## Task objective
Hunt for the word "Control" across the entries below, copying each line that holds it.

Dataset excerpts
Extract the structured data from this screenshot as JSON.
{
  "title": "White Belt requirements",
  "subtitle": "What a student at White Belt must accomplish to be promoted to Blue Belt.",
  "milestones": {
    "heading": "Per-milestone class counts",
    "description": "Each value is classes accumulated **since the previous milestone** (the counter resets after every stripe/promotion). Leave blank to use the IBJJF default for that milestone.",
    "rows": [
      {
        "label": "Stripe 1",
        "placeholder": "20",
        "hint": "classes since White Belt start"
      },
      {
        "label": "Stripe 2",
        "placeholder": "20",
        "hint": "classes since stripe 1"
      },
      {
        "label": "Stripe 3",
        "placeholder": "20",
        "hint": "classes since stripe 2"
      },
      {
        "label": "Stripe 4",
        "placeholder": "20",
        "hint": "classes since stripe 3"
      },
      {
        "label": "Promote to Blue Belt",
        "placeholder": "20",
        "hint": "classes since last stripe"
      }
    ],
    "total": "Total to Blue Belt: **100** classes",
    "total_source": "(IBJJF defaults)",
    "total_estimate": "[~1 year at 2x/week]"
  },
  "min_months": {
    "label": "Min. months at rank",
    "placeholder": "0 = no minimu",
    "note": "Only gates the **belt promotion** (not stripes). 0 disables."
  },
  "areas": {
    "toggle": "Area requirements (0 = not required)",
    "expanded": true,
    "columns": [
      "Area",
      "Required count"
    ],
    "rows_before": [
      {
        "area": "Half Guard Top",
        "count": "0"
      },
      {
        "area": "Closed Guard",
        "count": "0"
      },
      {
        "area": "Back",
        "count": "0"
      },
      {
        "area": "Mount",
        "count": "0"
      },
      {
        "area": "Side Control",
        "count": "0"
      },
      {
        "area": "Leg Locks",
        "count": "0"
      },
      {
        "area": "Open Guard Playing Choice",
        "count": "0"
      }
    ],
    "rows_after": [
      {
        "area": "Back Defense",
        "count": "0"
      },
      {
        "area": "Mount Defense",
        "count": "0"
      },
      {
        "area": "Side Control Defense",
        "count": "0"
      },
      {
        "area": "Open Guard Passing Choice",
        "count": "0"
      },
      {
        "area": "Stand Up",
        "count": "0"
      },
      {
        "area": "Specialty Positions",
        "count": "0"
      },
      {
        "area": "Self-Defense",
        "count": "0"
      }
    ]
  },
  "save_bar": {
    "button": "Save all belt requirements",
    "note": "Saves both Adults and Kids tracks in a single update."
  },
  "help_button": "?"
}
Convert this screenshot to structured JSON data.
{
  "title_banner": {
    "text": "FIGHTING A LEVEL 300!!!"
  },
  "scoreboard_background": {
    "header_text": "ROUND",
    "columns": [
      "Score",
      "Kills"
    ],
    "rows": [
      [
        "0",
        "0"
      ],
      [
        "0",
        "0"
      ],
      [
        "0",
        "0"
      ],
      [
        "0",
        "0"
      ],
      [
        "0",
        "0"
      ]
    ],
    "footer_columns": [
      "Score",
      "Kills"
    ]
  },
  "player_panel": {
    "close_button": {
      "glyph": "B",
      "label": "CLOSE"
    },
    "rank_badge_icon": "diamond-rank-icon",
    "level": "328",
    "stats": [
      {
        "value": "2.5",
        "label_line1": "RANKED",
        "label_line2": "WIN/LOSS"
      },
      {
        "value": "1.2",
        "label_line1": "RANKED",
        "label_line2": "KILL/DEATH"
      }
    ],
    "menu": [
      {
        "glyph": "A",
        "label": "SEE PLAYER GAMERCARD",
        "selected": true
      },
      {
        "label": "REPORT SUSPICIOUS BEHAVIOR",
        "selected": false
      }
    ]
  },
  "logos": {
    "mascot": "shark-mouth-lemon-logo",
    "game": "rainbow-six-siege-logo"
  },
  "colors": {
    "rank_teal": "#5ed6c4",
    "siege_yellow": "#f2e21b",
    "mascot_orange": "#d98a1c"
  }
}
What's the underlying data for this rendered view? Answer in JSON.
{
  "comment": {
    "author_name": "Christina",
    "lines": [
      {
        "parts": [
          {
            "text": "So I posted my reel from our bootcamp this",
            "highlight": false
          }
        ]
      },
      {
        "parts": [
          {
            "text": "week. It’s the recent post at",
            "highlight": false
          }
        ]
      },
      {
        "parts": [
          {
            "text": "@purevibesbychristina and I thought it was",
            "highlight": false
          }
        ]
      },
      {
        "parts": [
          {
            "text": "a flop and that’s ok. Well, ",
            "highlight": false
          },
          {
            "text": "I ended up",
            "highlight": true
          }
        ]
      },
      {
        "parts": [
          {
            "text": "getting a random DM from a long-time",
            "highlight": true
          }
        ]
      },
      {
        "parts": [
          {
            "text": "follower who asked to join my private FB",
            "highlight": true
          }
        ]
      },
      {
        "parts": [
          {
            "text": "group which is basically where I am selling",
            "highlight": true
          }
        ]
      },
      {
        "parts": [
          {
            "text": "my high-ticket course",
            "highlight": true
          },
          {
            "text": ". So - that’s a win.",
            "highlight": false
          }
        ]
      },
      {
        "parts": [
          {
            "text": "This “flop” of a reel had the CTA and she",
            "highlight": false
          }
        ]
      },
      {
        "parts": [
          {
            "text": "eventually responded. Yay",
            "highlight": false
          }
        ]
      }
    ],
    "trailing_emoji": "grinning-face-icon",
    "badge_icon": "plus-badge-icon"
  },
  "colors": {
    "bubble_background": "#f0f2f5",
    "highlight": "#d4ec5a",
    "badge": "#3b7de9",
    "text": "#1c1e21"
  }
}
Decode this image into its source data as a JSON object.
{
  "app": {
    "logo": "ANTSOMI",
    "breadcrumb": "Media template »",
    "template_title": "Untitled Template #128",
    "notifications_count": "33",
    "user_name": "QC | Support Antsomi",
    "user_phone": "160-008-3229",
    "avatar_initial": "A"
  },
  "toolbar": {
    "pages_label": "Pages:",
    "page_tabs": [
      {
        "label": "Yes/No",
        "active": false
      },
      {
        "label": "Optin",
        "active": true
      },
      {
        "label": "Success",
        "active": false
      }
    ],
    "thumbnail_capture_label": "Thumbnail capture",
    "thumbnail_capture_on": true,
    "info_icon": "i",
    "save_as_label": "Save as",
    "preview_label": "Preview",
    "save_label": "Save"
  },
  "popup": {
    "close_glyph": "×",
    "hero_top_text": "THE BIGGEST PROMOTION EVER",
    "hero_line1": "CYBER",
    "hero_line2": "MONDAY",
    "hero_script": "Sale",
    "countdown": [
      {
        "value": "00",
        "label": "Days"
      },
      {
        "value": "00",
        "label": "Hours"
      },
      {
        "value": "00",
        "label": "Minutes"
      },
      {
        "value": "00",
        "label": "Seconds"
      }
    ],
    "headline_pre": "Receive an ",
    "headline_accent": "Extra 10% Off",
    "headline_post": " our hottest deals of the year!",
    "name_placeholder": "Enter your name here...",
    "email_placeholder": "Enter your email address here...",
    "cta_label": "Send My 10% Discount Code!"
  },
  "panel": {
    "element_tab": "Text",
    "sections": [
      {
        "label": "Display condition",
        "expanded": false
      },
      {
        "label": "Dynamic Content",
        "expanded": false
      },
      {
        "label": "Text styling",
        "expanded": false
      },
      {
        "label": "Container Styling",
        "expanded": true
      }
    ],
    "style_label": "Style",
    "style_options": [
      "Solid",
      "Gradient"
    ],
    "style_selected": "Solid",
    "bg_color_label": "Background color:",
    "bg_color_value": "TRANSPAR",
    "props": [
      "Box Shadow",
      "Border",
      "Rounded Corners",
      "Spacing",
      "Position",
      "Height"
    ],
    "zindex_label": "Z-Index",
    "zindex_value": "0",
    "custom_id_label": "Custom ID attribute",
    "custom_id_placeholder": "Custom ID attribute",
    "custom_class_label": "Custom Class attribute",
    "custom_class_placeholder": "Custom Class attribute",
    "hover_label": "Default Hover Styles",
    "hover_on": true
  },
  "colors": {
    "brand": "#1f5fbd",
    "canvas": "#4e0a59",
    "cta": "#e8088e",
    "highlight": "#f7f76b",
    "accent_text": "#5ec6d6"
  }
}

## Finished task
        "area": "Side Control",
        "area": "Side Control Defense",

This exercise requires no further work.